### To do
State the number of lines in these records that include the word "title", and add nothing to it.

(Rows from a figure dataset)
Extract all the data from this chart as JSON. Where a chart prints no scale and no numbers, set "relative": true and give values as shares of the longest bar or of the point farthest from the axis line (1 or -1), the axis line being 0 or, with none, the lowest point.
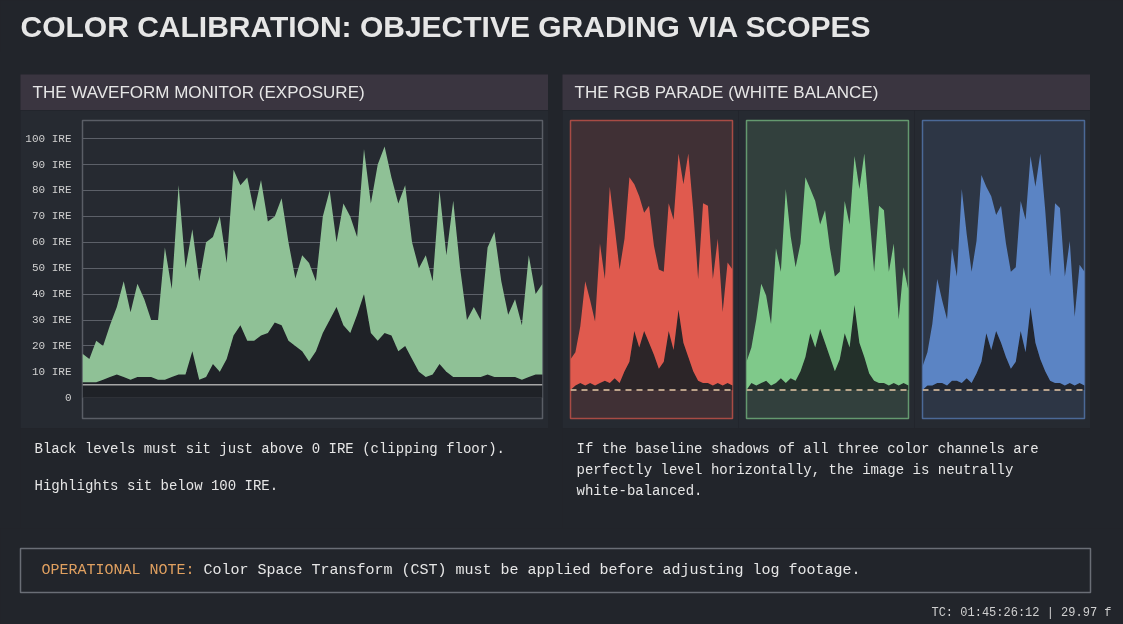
{
  "chart_data": [
    {
      "type": "other",
      "title": "COLOR CALIBRATION: OBJECTIVE GRADING VIA SCOPES"
    },
    {
      "type": "area",
      "title": "THE WAVEFORM MONITOR (EXPOSURE)",
      "stacked": true,
      "categories": [
        null,
        null,
        null,
        null,
        null,
        null,
        null,
        null,
        null,
        null,
        null,
        null,
        null,
        null,
        null,
        null,
        null,
        null,
        null,
        null,
        null,
        null,
        null,
        null,
        null,
        null,
        null,
        null,
        null,
        null,
        null,
        null,
        null,
        null,
        null,
        null,
        null,
        null,
        null,
        null,
        null,
        null,
        null,
        null,
        null,
        null,
        null,
        null,
        null,
        null,
        null,
        null,
        null,
        null,
        null,
        null,
        null,
        null,
        null,
        null,
        null,
        null,
        null,
        null,
        null,
        null,
        null,
        null
      ],
      "series": [
        {
          "color": "#1f2227",
          "values": [
            6,
            6,
            6,
            7,
            8,
            9,
            8,
            7,
            8,
            8,
            8,
            7,
            7,
            8,
            9,
            9,
            18,
            7,
            8,
            13,
            10,
            15,
            24,
            28,
            22,
            22,
            24,
            25,
            29,
            28,
            22,
            20,
            18,
            14,
            18,
            25,
            30,
            35,
            28,
            25,
            32,
            40,
            25,
            22,
            25,
            24,
            18,
            20,
            15,
            10,
            8,
            9,
            13,
            10,
            8,
            8,
            8,
            8,
            8,
            9,
            8,
            8,
            8,
            8,
            7,
            8,
            9,
            9
          ]
        },
        {
          "color": "#8fc196",
          "values": [
            11,
            9,
            16,
            13,
            20,
            26,
            37,
            26,
            36,
            30,
            22,
            23,
            51,
            34,
            73,
            41,
            47,
            38,
            52,
            49,
            60,
            37,
            64,
            54,
            63,
            50,
            60,
            43,
            41,
            49,
            38,
            26,
            37,
            38,
            27,
            45,
            50,
            25,
            47,
            45,
            30,
            56,
            50,
            68,
            72,
            61,
            57,
            62,
            45,
            40,
            47,
            36,
            67,
            45,
            68,
            42,
            22,
            27,
            22,
            49,
            56,
            37,
            24,
            30,
            21,
            47,
            31,
            35
          ]
        }
      ],
      "ylim": [
        -8,
        107
      ],
      "yticks": [
        0,
        {
          "value": 10,
          "label": "10 IRE"
        },
        {
          "value": 20,
          "label": "20 IRE"
        },
        {
          "value": 30,
          "label": "30 IRE"
        },
        {
          "value": 40,
          "label": "40 IRE"
        },
        {
          "value": 50,
          "label": "50 IRE"
        },
        {
          "value": 60,
          "label": "60 IRE"
        },
        {
          "value": 70,
          "label": "70 IRE"
        },
        {
          "value": 80,
          "label": "80 IRE"
        },
        {
          "value": 90,
          "label": "90 IRE"
        },
        {
          "value": 100,
          "label": "100 IRE"
        }
      ],
      "grid": "y",
      "tick_labels": "y",
      "ref_lines": [
        {
          "axis": "y",
          "value": 5,
          "color": "#a6a6a6"
        }
      ],
      "annotations": [
        "Black levels must sit just above 0 IRE (clipping floor).",
        "Highlights sit below 100 IRE."
      ]
    },
    {
      "type": "area",
      "title": "THE RGB PARADE (WHITE BALANCE)",
      "relative": true,
      "stacked": true,
      "categories": [
        null,
        null,
        null,
        null,
        null,
        null,
        null,
        null,
        null,
        null,
        null,
        null,
        null,
        null,
        null,
        null,
        null,
        null,
        null,
        null,
        null,
        null,
        null,
        null,
        null,
        null,
        null,
        null,
        null,
        null,
        null,
        null,
        null,
        null
      ],
      "series": [
        {
          "color": "#2c2528",
          "values": [
            0.0,
            0.02,
            0.03,
            0.02,
            0.03,
            0.02,
            0.03,
            0.04,
            0.03,
            0.05,
            0.03,
            0.08,
            0.12,
            0.25,
            0.18,
            0.25,
            0.2,
            0.15,
            0.09,
            0.12,
            0.25,
            0.17,
            0.34,
            0.2,
            0.14,
            0.08,
            0.04,
            0.03,
            0.03,
            0.02,
            0.03,
            0.02,
            0.03,
            0.02
          ]
        },
        {
          "color": "#e05a4e",
          "values": [
            0.13,
            0.14,
            0.24,
            0.44,
            0.35,
            0.27,
            0.59,
            0.43,
            0.83,
            0.64,
            0.48,
            0.56,
            0.78,
            0.62,
            0.64,
            0.5,
            0.58,
            0.46,
            0.42,
            0.38,
            0.54,
            0.55,
            0.66,
            0.67,
            0.86,
            0.68,
            0.43,
            0.76,
            0.75,
            0.45,
            0.61,
            0.31,
            0.51,
            0.49
          ]
        }
      ],
      "ref_lines": [
        {
          "axis": "y",
          "value": 0,
          "color": "#e6c9a8",
          "line_style": "dashed"
        }
      ],
      "annotations": [
        "If the baseline shadows of all three color channels are perfectly level horizontally, the image is neutrally white-balanced."
      ]
    },
    {
      "type": "area",
      "relative": true,
      "stacked": true,
      "categories": [
        null,
        null,
        null,
        null,
        null,
        null,
        null,
        null,
        null,
        null,
        null,
        null,
        null,
        null,
        null,
        null,
        null,
        null,
        null,
        null,
        null,
        null,
        null,
        null,
        null,
        null,
        null,
        null,
        null,
        null,
        null,
        null,
        null,
        null
      ],
      "series": [
        {
          "color": "#23302a",
          "values": [
            0.0,
            0.03,
            0.02,
            0.03,
            0.04,
            0.02,
            0.03,
            0.05,
            0.03,
            0.05,
            0.04,
            0.08,
            0.14,
            0.24,
            0.18,
            0.26,
            0.2,
            0.14,
            0.08,
            0.13,
            0.24,
            0.18,
            0.36,
            0.2,
            0.14,
            0.07,
            0.04,
            0.03,
            0.03,
            0.02,
            0.03,
            0.02,
            0.03,
            0.02
          ]
        },
        {
          "color": "#7fc98a",
          "values": [
            0.12,
            0.15,
            0.28,
            0.42,
            0.36,
            0.26,
            0.57,
            0.45,
            0.82,
            0.6,
            0.48,
            0.54,
            0.76,
            0.61,
            0.62,
            0.44,
            0.56,
            0.46,
            0.4,
            0.37,
            0.56,
            0.52,
            0.63,
            0.65,
            0.86,
            0.68,
            0.46,
            0.75,
            0.73,
            0.48,
            0.59,
            0.28,
            0.49,
            0.4
          ]
        }
      ],
      "ref_lines": [
        {
          "axis": "y",
          "value": 0,
          "color": "#e6c9a8",
          "line_style": "dashed"
        }
      ]
    },
    {
      "type": "area",
      "relative": true,
      "stacked": true,
      "categories": [
        null,
        null,
        null,
        null,
        null,
        null,
        null,
        null,
        null,
        null,
        null,
        null,
        null,
        null,
        null,
        null,
        null,
        null,
        null,
        null,
        null,
        null,
        null,
        null,
        null,
        null,
        null,
        null,
        null,
        null,
        null,
        null,
        null,
        null
      ],
      "series": [
        {
          "color": "#22262f",
          "values": [
            0.0,
            0.02,
            0.02,
            0.03,
            0.03,
            0.02,
            0.04,
            0.04,
            0.03,
            0.05,
            0.03,
            0.07,
            0.12,
            0.24,
            0.17,
            0.25,
            0.2,
            0.14,
            0.09,
            0.12,
            0.25,
            0.16,
            0.35,
            0.2,
            0.13,
            0.08,
            0.04,
            0.03,
            0.03,
            0.02,
            0.03,
            0.02,
            0.03,
            0.02
          ]
        },
        {
          "color": "#5b84c4",
          "values": [
            0.1,
            0.14,
            0.26,
            0.44,
            0.35,
            0.28,
            0.56,
            0.44,
            0.82,
            0.61,
            0.47,
            0.56,
            0.79,
            0.62,
            0.65,
            0.49,
            0.58,
            0.48,
            0.41,
            0.4,
            0.55,
            0.56,
            0.64,
            0.66,
            0.87,
            0.68,
            0.44,
            0.76,
            0.74,
            0.46,
            0.6,
            0.29,
            0.5,
            0.48
          ]
        }
      ],
      "ref_lines": [
        {
          "axis": "y",
          "value": 0,
          "color": "#e6c9a8",
          "line_style": "dashed"
        }
      ]
    },
    {
      "type": "other",
      "annotations": [
        "OPERATIONAL NOTE:",
        "Color Space Transform (CST) must be applied before adjusting log footage.",
        "TC: 01:45:26:12 | 29.97 f"
      ]
    }
  ]
}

### Response to the exercise
3